◆ Do this:
Return every line of the records below verbatim, with no pictures in the copy.

◆ Data tied to figure images:
— start —

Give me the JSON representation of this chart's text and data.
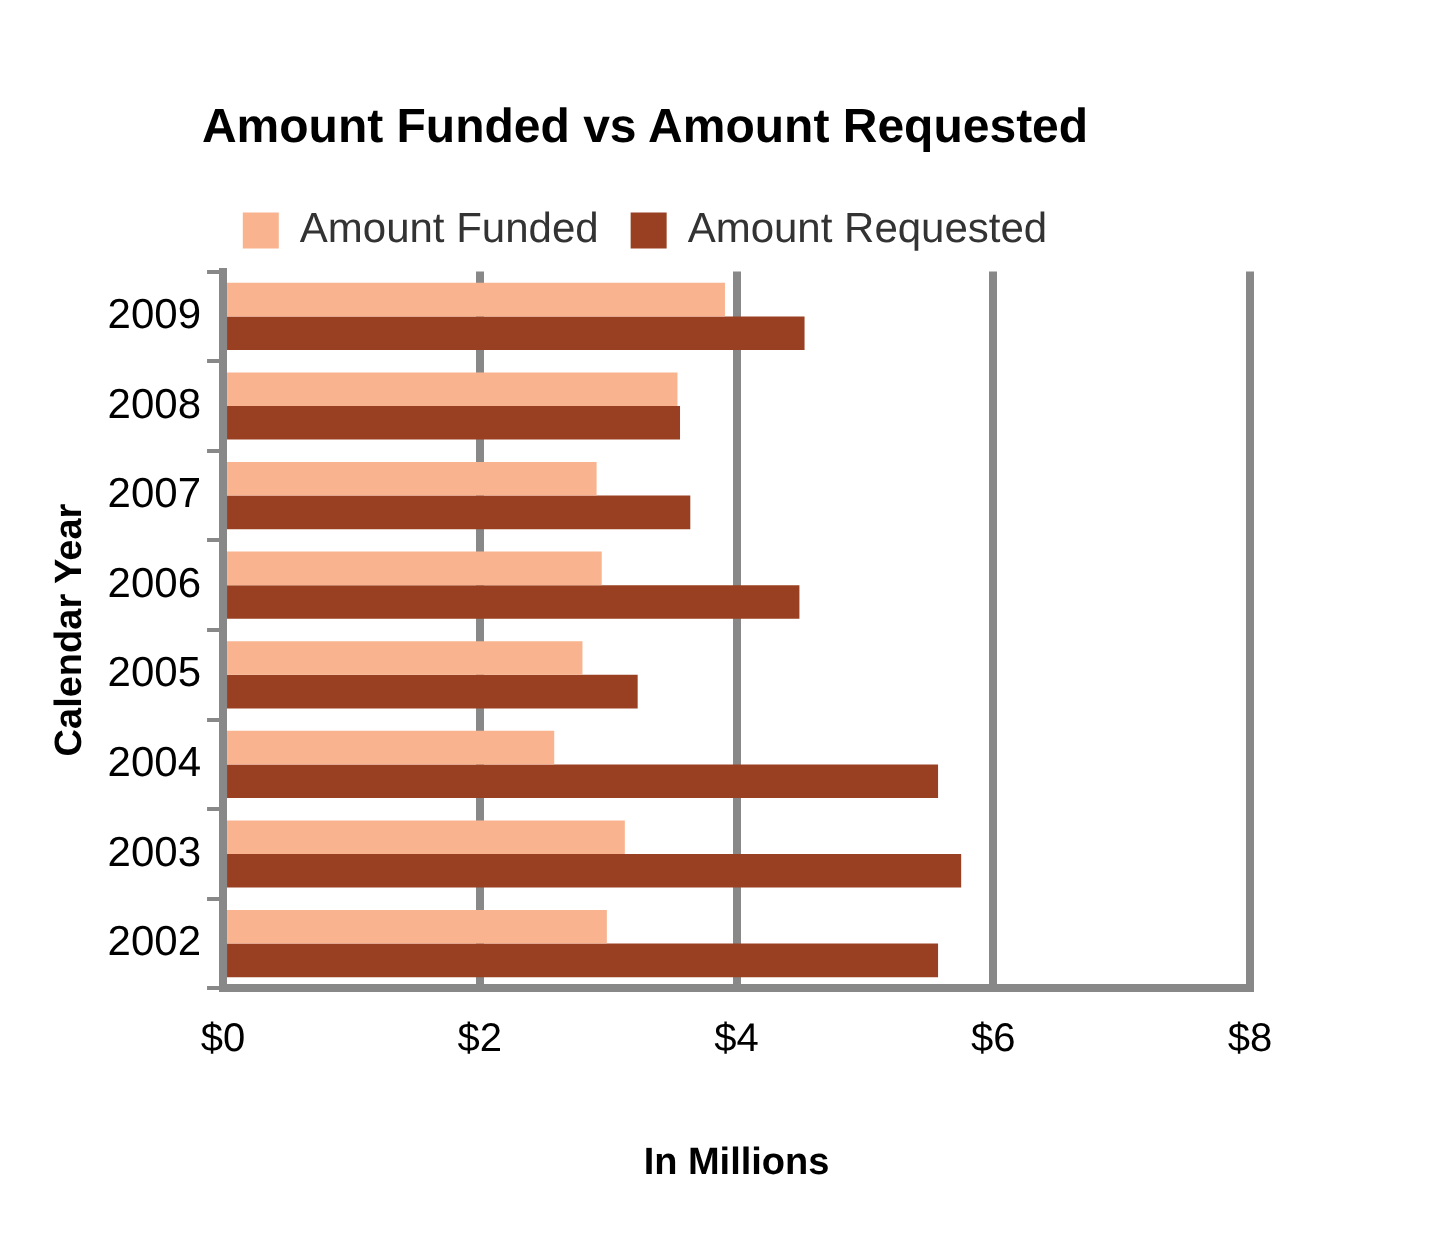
{
  "chart_data": {
    "type": "bar",
    "orientation": "horizontal",
    "title": "Amount Funded vs Amount Requested",
    "xlabel": "In Millions",
    "ylabel": "Calendar Year",
    "categories": [
      "2009",
      "2008",
      "2007",
      "2006",
      "2005",
      "2004",
      "2003",
      "2002"
    ],
    "series": [
      {
        "name": "Amount Funded",
        "color": "#f9b48f",
        "values": [
          3.91,
          3.54,
          2.91,
          2.95,
          2.8,
          2.58,
          3.13,
          2.99
        ]
      },
      {
        "name": "Amount Requested",
        "color": "#9a4022",
        "values": [
          4.53,
          3.56,
          3.64,
          4.49,
          3.23,
          5.57,
          5.75,
          5.57
        ]
      }
    ],
    "xlim": [
      0,
      8
    ],
    "xticks": [
      {
        "value": 0,
        "label": "$0"
      },
      {
        "value": 2,
        "label": "$2"
      },
      {
        "value": 4,
        "label": "$4"
      },
      {
        "value": 6,
        "label": "$6"
      },
      {
        "value": 8,
        "label": "$8"
      }
    ],
    "grid": "x",
    "legend": "top"
  }
}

— end —

◆ Exercise result:
Give me the JSON representation of this chart's text and data.
{
  "chart_data": {
    "type": "bar",
    "orientation": "horizontal",
    "title": "Amount Funded vs Amount Requested",
    "xlabel": "In Millions",
    "ylabel": "Calendar Year",
    "categories": [
      "2009",
      "2008",
      "2007",
      "2006",
      "2005",
      "2004",
      "2003",
      "2002"
    ],
    "series": [
      {
        "name": "Amount Funded",
        "color": "#f9b48f",
        "values": [
          3.91,
          3.54,
          2.91,
          2.95,
          2.8,
          2.58,
          3.13,
          2.99
        ]
      },
      {
        "name": "Amount Requested",
        "color": "#9a4022",
        "values": [
          4.53,
          3.56,
          3.64,
          4.49,
          3.23,
          5.57,
          5.75,
          5.57
        ]
      }
    ],
    "xlim": [
      0,
      8
    ],
    "xticks": [
      {
        "value": 0,
        "label": "$0"
      },
      {
        "value": 2,
        "label": "$2"
      },
      {
        "value": 4,
        "label": "$4"
      },
      {
        "value": 6,
        "label": "$6"
      },
      {
        "value": 8,
        "label": "$8"
      }
    ],
    "grid": "x",
    "legend": "top"
  }
}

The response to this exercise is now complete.